--- START Entries shown ---

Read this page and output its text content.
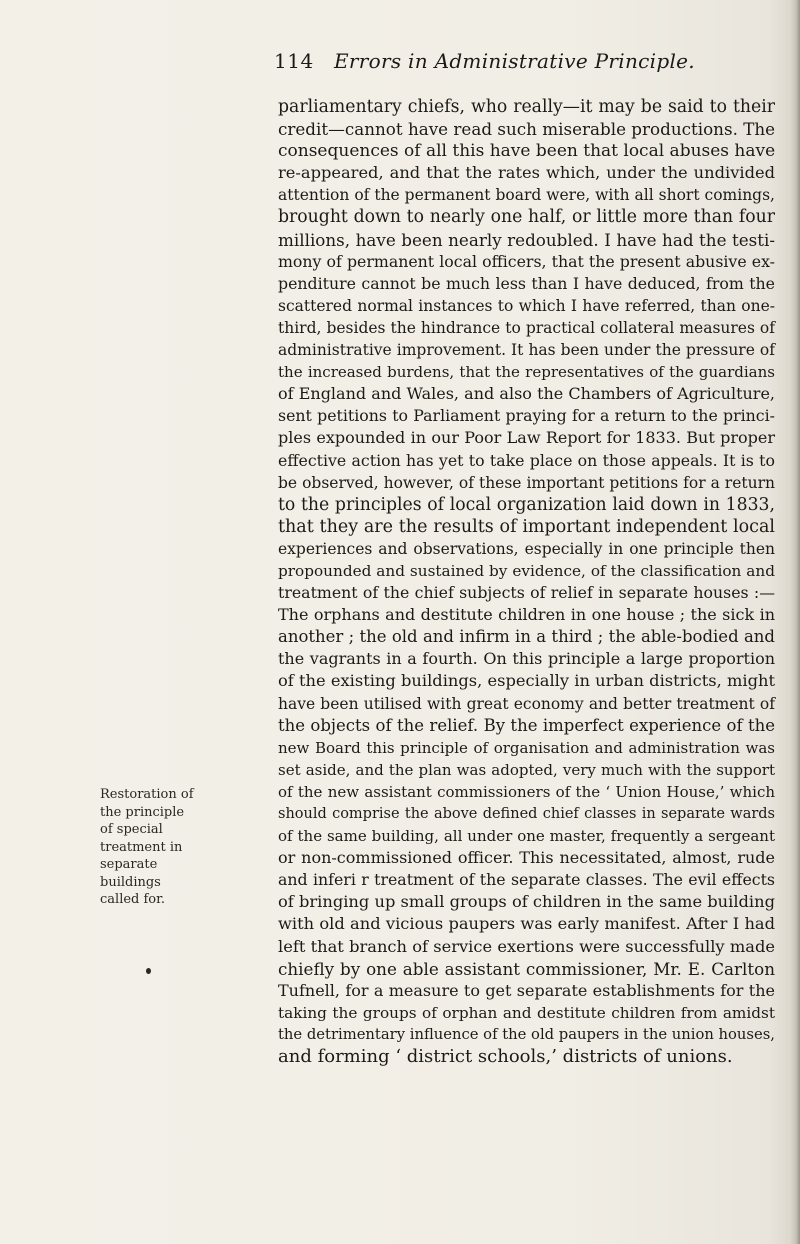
114 Errors in Administrative Principle.
Restoration of
the principle
of special
treatment in
separate
buildings
called for.

parliamentary chiefs, who really—it may be said to their
credit—cannot have read such miserable productions. The
consequences of all this have been that local abuses have
re-appeared, and that the rates which, under the undivided
attention of the permanent board were, with all short comings,
brought down to nearly one half, or little more than four
millions, have been nearly redoubled. I have had the testi-
mony of permanent local officers, that the present abusive ex-
penditure cannot be much less than I have deduced, from the
scattered normal instances to which I have referred, than one-
third, besides the hindrance to practical collateral measures of
administrative improvement. It has been under the pressure of
the increased burdens, that the representatives of the guardians
of England and Wales, and also the Chambers of Agriculture,
sent petitions to Parliament praying for a return to the princi-
ples expounded in our Poor Law Report for 1833. But proper
effective action has yet to take place on those appeals. It is to
be observed, however, of these important petitions for a return
to the principles of local organization laid down in 1833,
that they are the results of important independent local
experiences and observations, especially in one principle then
propounded and sustained by evidence, of the classification and
treatment of the chief subjects of relief in separate houses :—
The orphans and destitute children in one house ; the sick in
another ; the old and infirm in a third ; the able-bodied and
the vagrants in a fourth. On this principle a large proportion
of the existing buildings, especially in urban districts, might
have been utilised with great economy and better treatment of
the objects of the relief. By the imperfect experience of the
new Board this principle of organisation and administration was
set aside, and the plan was adopted, very much with the support
of the new assistant commissioners of the ‘ Union House,’ which
should comprise the above defined chief classes in separate wards
of the same building, all under one master, frequently a sergeant
or non-commissioned officer. This necessitated, almost, rude
and inferi r treatment of the separate classes. The evil effects
of bringing up small groups of children in the same building
with old and vicious paupers was early manifest. After I had
left that branch of service exertions were successfully made
chiefly by one able assistant commissioner, Mr. E. Carlton
Tufnell, for a measure to get separate establishments for the
taking the groups of orphan and destitute children from amidst
the detrimentary influence of the old paupers in the union houses,
and forming ‘ district schools,’ districts of unions.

--- END Entries shown ---

Task to complete
Set the pictures aside and transcribe the data above exactly.

Solution for this problem
Read this page and output its text content.
114 Errors in Administrative Principle.
Restoration of
the principle
of special
treatment in
separate
buildings
called for.

parliamentary chiefs, who really—it may be said to their
credit—cannot have read such miserable productions. The
consequences of all this have been that local abuses have
re-appeared, and that the rates which, under the undivided
attention of the permanent board were, with all short comings,
brought down to nearly one half, or little more than four
millions, have been nearly redoubled. I have had the testi-
mony of permanent local officers, that the present abusive ex-
penditure cannot be much less than I have deduced, from the
scattered normal instances to which I have referred, than one-
third, besides the hindrance to practical collateral measures of
administrative improvement. It has been under the pressure of
the increased burdens, that the representatives of the guardians
of England and Wales, and also the Chambers of Agriculture,
sent petitions to Parliament praying for a return to the princi-
ples expounded in our Poor Law Report for 1833. But proper
effective action has yet to take place on those appeals. It is to
be observed, however, of these important petitions for a return
to the principles of local organization laid down in 1833,
that they are the results of important independent local
experiences and observations, especially in one principle then
propounded and sustained by evidence, of the classification and
treatment of the chief subjects of relief in separate houses :—
The orphans and destitute children in one house ; the sick in
another ; the old and infirm in a third ; the able-bodied and
the vagrants in a fourth. On this principle a large proportion
of the existing buildings, especially in urban districts, might
have been utilised with great economy and better treatment of
the objects of the relief. By the imperfect experience of the
new Board this principle of organisation and administration was
set aside, and the plan was adopted, very much with the support
of the new assistant commissioners of the ‘ Union House,’ which
should comprise the above defined chief classes in separate wards
of the same building, all under one master, frequently a sergeant
or non-commissioned officer. This necessitated, almost, rude
and inferi r treatment of the separate classes. The evil effects
of bringing up small groups of children in the same building
with old and vicious paupers was early manifest. After I had
left that branch of service exertions were successfully made
chiefly by one able assistant commissioner, Mr. E. Carlton
Tufnell, for a measure to get separate establishments for the
taking the groups of orphan and destitute children from amidst
the detrimentary influence of the old paupers in the union houses,
and forming ‘ district schools,’ districts of unions.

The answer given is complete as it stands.